Material provided:
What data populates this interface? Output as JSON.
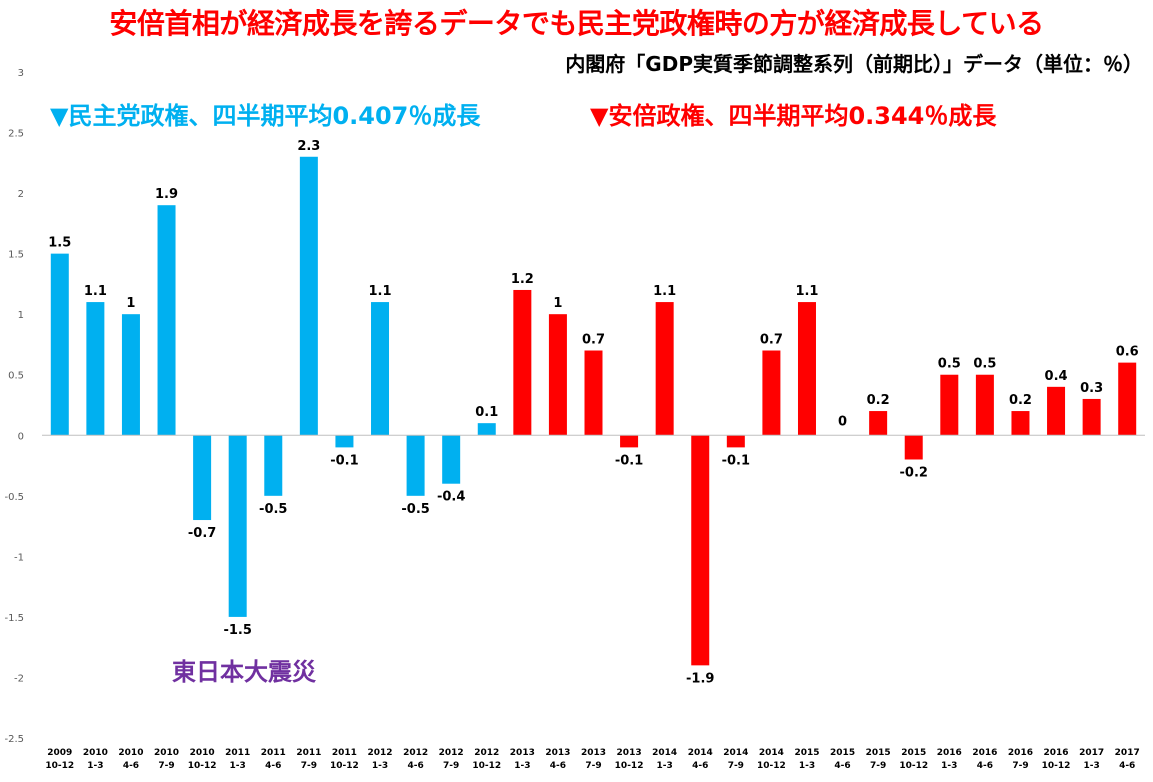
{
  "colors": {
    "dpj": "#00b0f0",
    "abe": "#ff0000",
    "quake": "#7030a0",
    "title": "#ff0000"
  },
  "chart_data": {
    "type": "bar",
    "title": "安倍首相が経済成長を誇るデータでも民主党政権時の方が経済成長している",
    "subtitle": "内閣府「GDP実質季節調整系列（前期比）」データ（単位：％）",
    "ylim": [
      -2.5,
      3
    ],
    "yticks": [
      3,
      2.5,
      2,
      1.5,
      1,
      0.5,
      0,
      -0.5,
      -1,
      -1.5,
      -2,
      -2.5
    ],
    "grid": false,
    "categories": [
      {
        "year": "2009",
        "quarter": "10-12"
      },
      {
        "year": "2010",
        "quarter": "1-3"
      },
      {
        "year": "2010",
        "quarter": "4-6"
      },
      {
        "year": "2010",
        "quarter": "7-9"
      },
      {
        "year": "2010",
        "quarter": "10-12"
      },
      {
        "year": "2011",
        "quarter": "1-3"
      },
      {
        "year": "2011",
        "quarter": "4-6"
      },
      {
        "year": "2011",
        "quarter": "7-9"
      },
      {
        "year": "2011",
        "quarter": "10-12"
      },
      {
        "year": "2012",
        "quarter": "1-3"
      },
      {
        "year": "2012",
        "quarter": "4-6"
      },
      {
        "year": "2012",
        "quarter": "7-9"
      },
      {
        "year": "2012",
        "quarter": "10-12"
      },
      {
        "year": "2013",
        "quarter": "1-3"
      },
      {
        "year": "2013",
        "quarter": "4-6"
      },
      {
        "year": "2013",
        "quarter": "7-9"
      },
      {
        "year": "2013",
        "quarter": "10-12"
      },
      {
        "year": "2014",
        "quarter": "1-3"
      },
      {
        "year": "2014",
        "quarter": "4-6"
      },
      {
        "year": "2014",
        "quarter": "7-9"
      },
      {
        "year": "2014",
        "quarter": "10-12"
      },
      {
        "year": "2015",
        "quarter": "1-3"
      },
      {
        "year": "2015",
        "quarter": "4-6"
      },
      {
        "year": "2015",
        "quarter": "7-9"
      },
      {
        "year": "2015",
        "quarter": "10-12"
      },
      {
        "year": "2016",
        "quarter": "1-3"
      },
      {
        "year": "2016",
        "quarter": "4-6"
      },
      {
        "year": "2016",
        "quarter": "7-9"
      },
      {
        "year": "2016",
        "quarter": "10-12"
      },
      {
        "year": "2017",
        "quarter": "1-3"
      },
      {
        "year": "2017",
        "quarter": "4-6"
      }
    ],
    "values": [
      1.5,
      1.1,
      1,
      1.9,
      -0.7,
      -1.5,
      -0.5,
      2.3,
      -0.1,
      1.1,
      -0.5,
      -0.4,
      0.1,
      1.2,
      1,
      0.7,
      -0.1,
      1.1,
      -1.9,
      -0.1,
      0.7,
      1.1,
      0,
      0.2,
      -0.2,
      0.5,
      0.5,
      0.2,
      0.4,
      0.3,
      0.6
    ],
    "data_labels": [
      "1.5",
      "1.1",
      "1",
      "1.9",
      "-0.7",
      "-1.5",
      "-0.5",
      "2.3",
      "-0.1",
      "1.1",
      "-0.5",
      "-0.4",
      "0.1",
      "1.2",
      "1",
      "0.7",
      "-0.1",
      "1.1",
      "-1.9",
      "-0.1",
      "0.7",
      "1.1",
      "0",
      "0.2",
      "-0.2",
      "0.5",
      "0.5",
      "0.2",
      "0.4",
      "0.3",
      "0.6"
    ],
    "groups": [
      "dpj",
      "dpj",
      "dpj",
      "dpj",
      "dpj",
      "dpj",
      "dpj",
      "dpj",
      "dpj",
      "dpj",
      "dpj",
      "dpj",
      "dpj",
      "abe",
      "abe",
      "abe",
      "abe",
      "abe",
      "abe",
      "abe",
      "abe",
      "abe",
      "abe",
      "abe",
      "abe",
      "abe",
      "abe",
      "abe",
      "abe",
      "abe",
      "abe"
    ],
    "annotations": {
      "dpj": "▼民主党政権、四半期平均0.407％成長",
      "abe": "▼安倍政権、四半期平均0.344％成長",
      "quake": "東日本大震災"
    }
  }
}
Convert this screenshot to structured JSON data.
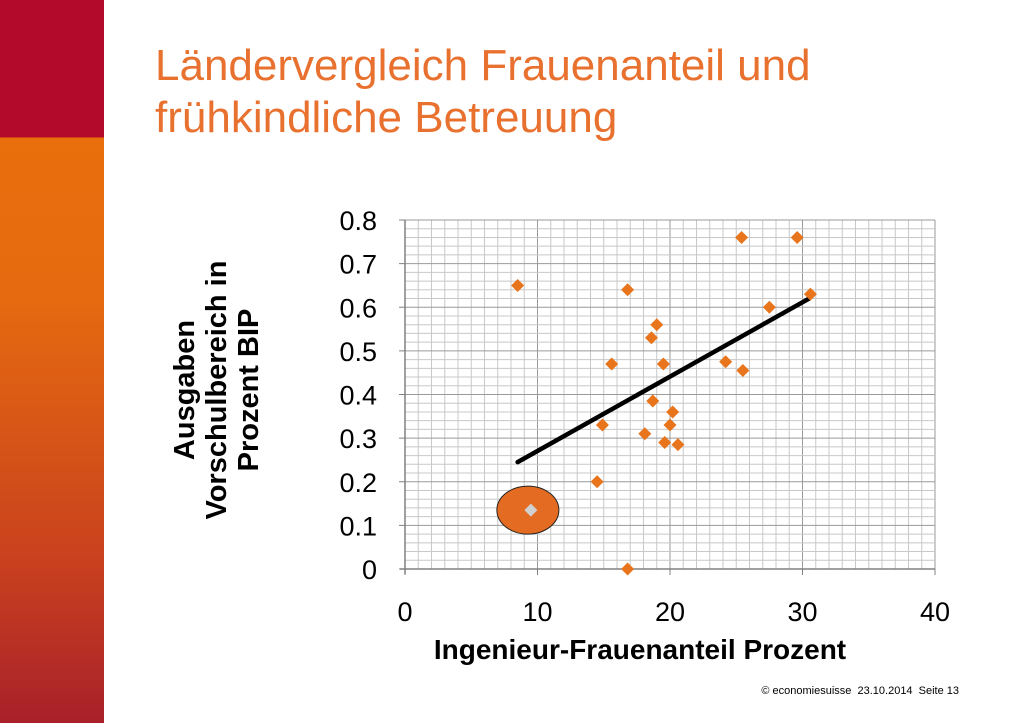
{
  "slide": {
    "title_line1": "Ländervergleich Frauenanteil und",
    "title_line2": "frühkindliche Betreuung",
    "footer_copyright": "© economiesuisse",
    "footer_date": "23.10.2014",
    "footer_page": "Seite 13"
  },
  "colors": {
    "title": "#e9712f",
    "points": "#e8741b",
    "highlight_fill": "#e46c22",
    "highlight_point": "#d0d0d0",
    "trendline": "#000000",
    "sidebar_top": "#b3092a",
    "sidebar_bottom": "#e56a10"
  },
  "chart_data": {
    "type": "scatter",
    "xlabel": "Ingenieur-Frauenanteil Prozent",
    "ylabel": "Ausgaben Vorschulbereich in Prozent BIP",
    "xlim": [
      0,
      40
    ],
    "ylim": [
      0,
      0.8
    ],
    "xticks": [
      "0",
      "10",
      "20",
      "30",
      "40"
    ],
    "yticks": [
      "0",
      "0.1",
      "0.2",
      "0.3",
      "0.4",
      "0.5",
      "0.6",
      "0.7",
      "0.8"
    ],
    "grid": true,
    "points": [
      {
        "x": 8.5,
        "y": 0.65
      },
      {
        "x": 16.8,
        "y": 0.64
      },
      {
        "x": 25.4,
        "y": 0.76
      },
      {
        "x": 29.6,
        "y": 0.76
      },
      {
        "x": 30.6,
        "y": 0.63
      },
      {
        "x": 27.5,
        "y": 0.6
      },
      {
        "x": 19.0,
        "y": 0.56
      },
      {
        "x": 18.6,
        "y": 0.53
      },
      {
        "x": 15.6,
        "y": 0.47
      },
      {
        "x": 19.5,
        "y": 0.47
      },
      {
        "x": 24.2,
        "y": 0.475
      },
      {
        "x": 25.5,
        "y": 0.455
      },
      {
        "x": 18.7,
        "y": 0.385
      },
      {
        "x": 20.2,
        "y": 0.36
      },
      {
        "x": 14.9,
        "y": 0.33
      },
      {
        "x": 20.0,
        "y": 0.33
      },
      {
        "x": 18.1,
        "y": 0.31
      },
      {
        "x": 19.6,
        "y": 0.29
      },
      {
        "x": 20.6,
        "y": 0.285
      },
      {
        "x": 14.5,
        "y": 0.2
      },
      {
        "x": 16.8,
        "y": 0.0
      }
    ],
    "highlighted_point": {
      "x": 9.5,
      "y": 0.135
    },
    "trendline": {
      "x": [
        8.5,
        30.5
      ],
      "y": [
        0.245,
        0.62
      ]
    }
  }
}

What to work on: Return the material exactly as given, apart from the pictures.

Answer for the task:
What data populates this interface? Output as JSON.
{
  "colors": {
    "dpj": "#00b0f0",
    "abe": "#ff0000",
    "quake": "#7030a0",
    "title": "#ff0000"
  },
  "chart_data": {
    "type": "bar",
    "title": "安倍首相が経済成長を誇るデータでも民主党政権時の方が経済成長している",
    "subtitle": "内閣府「GDP実質季節調整系列（前期比）」データ（単位：％）",
    "ylim": [
      -2.5,
      3
    ],
    "yticks": [
      3,
      2.5,
      2,
      1.5,
      1,
      0.5,
      0,
      -0.5,
      -1,
      -1.5,
      -2,
      -2.5
    ],
    "grid": false,
    "categories": [
      {
        "year": "2009",
        "quarter": "10-12"
      },
      {
        "year": "2010",
        "quarter": "1-3"
      },
      {
        "year": "2010",
        "quarter": "4-6"
      },
      {
        "year": "2010",
        "quarter": "7-9"
      },
      {
        "year": "2010",
        "quarter": "10-12"
      },
      {
        "year": "2011",
        "quarter": "1-3"
      },
      {
        "year": "2011",
        "quarter": "4-6"
      },
      {
        "year": "2011",
        "quarter": "7-9"
      },
      {
        "year": "2011",
        "quarter": "10-12"
      },
      {
        "year": "2012",
        "quarter": "1-3"
      },
      {
        "year": "2012",
        "quarter": "4-6"
      },
      {
        "year": "2012",
        "quarter": "7-9"
      },
      {
        "year": "2012",
        "quarter": "10-12"
      },
      {
        "year": "2013",
        "quarter": "1-3"
      },
      {
        "year": "2013",
        "quarter": "4-6"
      },
      {
        "year": "2013",
        "quarter": "7-9"
      },
      {
        "year": "2013",
        "quarter": "10-12"
      },
      {
        "year": "2014",
        "quarter": "1-3"
      },
      {
        "year": "2014",
        "quarter": "4-6"
      },
      {
        "year": "2014",
        "quarter": "7-9"
      },
      {
        "year": "2014",
        "quarter": "10-12"
      },
      {
        "year": "2015",
        "quarter": "1-3"
      },
      {
        "year": "2015",
        "quarter": "4-6"
      },
      {
        "year": "2015",
        "quarter": "7-9"
      },
      {
        "year": "2015",
        "quarter": "10-12"
      },
      {
        "year": "2016",
        "quarter": "1-3"
      },
      {
        "year": "2016",
        "quarter": "4-6"
      },
      {
        "year": "2016",
        "quarter": "7-9"
      },
      {
        "year": "2016",
        "quarter": "10-12"
      },
      {
        "year": "2017",
        "quarter": "1-3"
      },
      {
        "year": "2017",
        "quarter": "4-6"
      }
    ],
    "values": [
      1.5,
      1.1,
      1,
      1.9,
      -0.7,
      -1.5,
      -0.5,
      2.3,
      -0.1,
      1.1,
      -0.5,
      -0.4,
      0.1,
      1.2,
      1,
      0.7,
      -0.1,
      1.1,
      -1.9,
      -0.1,
      0.7,
      1.1,
      0,
      0.2,
      -0.2,
      0.5,
      0.5,
      0.2,
      0.4,
      0.3,
      0.6
    ],
    "data_labels": [
      "1.5",
      "1.1",
      "1",
      "1.9",
      "-0.7",
      "-1.5",
      "-0.5",
      "2.3",
      "-0.1",
      "1.1",
      "-0.5",
      "-0.4",
      "0.1",
      "1.2",
      "1",
      "0.7",
      "-0.1",
      "1.1",
      "-1.9",
      "-0.1",
      "0.7",
      "1.1",
      "0",
      "0.2",
      "-0.2",
      "0.5",
      "0.5",
      "0.2",
      "0.4",
      "0.3",
      "0.6"
    ],
    "groups": [
      "dpj",
      "dpj",
      "dpj",
      "dpj",
      "dpj",
      "dpj",
      "dpj",
      "dpj",
      "dpj",
      "dpj",
      "dpj",
      "dpj",
      "dpj",
      "abe",
      "abe",
      "abe",
      "abe",
      "abe",
      "abe",
      "abe",
      "abe",
      "abe",
      "abe",
      "abe",
      "abe",
      "abe",
      "abe",
      "abe",
      "abe",
      "abe",
      "abe"
    ],
    "annotations": {
      "dpj": "▼民主党政権、四半期平均0.407％成長",
      "abe": "▼安倍政権、四半期平均0.344％成長",
      "quake": "東日本大震災"
    }
  }
}
Convert this screenshot to structured JSON data.
{
  "slide": {
    "title_line1": "Ländervergleich Frauenanteil und",
    "title_line2": "frühkindliche Betreuung",
    "footer_copyright": "© economiesuisse",
    "footer_date": "23.10.2014",
    "footer_page": "Seite 13"
  },
  "colors": {
    "title": "#e9712f",
    "points": "#e8741b",
    "highlight_fill": "#e46c22",
    "highlight_point": "#d0d0d0",
    "trendline": "#000000",
    "sidebar_top": "#b3092a",
    "sidebar_bottom": "#e56a10"
  },
  "chart_data": {
    "type": "scatter",
    "xlabel": "Ingenieur-Frauenanteil Prozent",
    "ylabel": "Ausgaben Vorschulbereich in Prozent BIP",
    "xlim": [
      0,
      40
    ],
    "ylim": [
      0,
      0.8
    ],
    "xticks": [
      "0",
      "10",
      "20",
      "30",
      "40"
    ],
    "yticks": [
      "0",
      "0.1",
      "0.2",
      "0.3",
      "0.4",
      "0.5",
      "0.6",
      "0.7",
      "0.8"
    ],
    "grid": true,
    "points": [
      {
        "x": 8.5,
        "y": 0.65
      },
      {
        "x": 16.8,
        "y": 0.64
      },
      {
        "x": 25.4,
        "y": 0.76
      },
      {
        "x": 29.6,
        "y": 0.76
      },
      {
        "x": 30.6,
        "y": 0.63
      },
      {
        "x": 27.5,
        "y": 0.6
      },
      {
        "x": 19.0,
        "y": 0.56
      },
      {
        "x": 18.6,
        "y": 0.53
      },
      {
        "x": 15.6,
        "y": 0.47
      },
      {
        "x": 19.5,
        "y": 0.47
      },
      {
        "x": 24.2,
        "y": 0.475
      },
      {
        "x": 25.5,
        "y": 0.455
      },
      {
        "x": 18.7,
        "y": 0.385
      },
      {
        "x": 20.2,
        "y": 0.36
      },
      {
        "x": 14.9,
        "y": 0.33
      },
      {
        "x": 20.0,
        "y": 0.33
      },
      {
        "x": 18.1,
        "y": 0.31
      },
      {
        "x": 19.6,
        "y": 0.29
      },
      {
        "x": 20.6,
        "y": 0.285
      },
      {
        "x": 14.5,
        "y": 0.2
      },
      {
        "x": 16.8,
        "y": 0.0
      }
    ],
    "highlighted_point": {
      "x": 9.5,
      "y": 0.135
    },
    "trendline": {
      "x": [
        8.5,
        30.5
      ],
      "y": [
        0.245,
        0.62
      ]
    }
  }
}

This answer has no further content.